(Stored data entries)
========================================

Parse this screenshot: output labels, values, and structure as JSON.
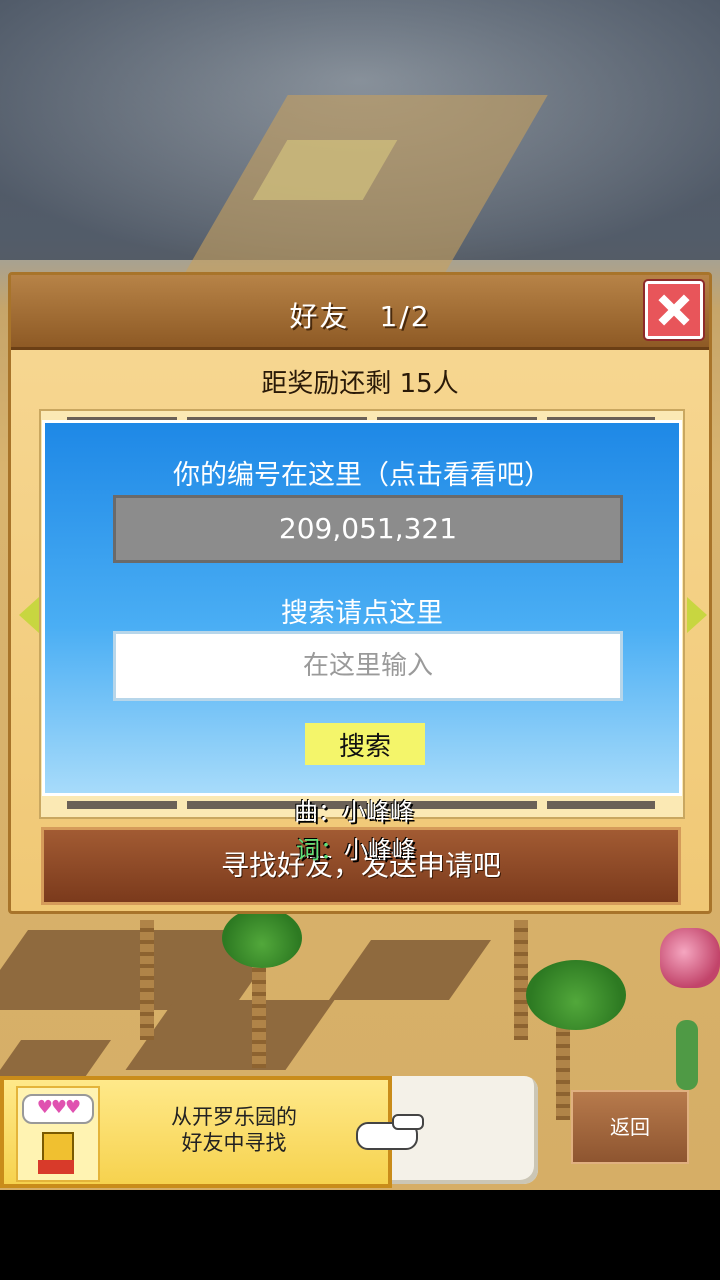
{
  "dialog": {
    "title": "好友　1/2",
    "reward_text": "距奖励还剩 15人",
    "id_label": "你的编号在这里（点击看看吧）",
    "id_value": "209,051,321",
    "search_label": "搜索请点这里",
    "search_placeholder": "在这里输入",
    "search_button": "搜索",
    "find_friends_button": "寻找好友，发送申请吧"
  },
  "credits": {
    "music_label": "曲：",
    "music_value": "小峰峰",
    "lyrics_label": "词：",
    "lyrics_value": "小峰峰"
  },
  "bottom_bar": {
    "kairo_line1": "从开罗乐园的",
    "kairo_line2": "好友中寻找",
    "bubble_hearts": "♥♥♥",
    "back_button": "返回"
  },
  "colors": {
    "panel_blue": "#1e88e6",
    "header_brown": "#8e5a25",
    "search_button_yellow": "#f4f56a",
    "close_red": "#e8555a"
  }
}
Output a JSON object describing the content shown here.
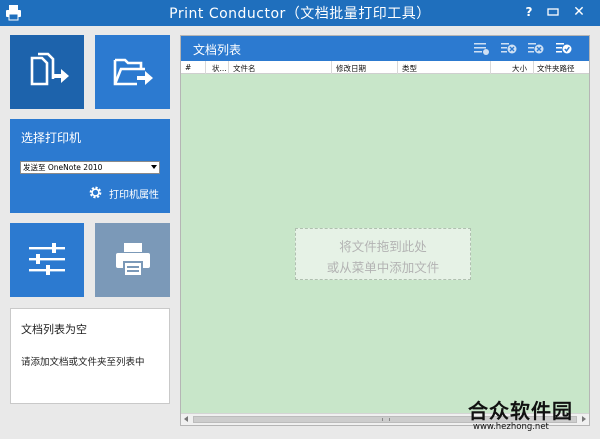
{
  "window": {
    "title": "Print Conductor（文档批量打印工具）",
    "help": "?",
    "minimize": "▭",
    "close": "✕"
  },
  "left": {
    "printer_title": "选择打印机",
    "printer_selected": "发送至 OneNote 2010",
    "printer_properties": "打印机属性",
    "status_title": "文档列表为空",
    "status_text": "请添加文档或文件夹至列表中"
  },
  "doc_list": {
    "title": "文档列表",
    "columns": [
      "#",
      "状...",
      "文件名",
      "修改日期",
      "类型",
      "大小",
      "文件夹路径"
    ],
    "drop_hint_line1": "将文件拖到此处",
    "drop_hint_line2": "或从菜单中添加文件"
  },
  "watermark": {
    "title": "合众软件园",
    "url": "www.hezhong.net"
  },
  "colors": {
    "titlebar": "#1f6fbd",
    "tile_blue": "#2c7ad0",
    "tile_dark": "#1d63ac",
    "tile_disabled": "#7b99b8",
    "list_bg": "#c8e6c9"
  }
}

========================================

#### [Prompt]
Output exactly the lines from the one containing "Output a JSON" through the last line of the records above, both included, leaving out any pictures.

#### [Problem solution]
Output a JSON object describing the content shown here.
{
  "window": {
    "title": "Print Conductor（文档批量打印工具）",
    "help": "?",
    "minimize": "▭",
    "close": "✕"
  },
  "left": {
    "printer_title": "选择打印机",
    "printer_selected": "发送至 OneNote 2010",
    "printer_properties": "打印机属性",
    "status_title": "文档列表为空",
    "status_text": "请添加文档或文件夹至列表中"
  },
  "doc_list": {
    "title": "文档列表",
    "columns": [
      "#",
      "状...",
      "文件名",
      "修改日期",
      "类型",
      "大小",
      "文件夹路径"
    ],
    "drop_hint_line1": "将文件拖到此处",
    "drop_hint_line2": "或从菜单中添加文件"
  },
  "watermark": {
    "title": "合众软件园",
    "url": "www.hezhong.net"
  },
  "colors": {
    "titlebar": "#1f6fbd",
    "tile_blue": "#2c7ad0",
    "tile_dark": "#1d63ac",
    "tile_disabled": "#7b99b8",
    "list_bg": "#c8e6c9"
  }
}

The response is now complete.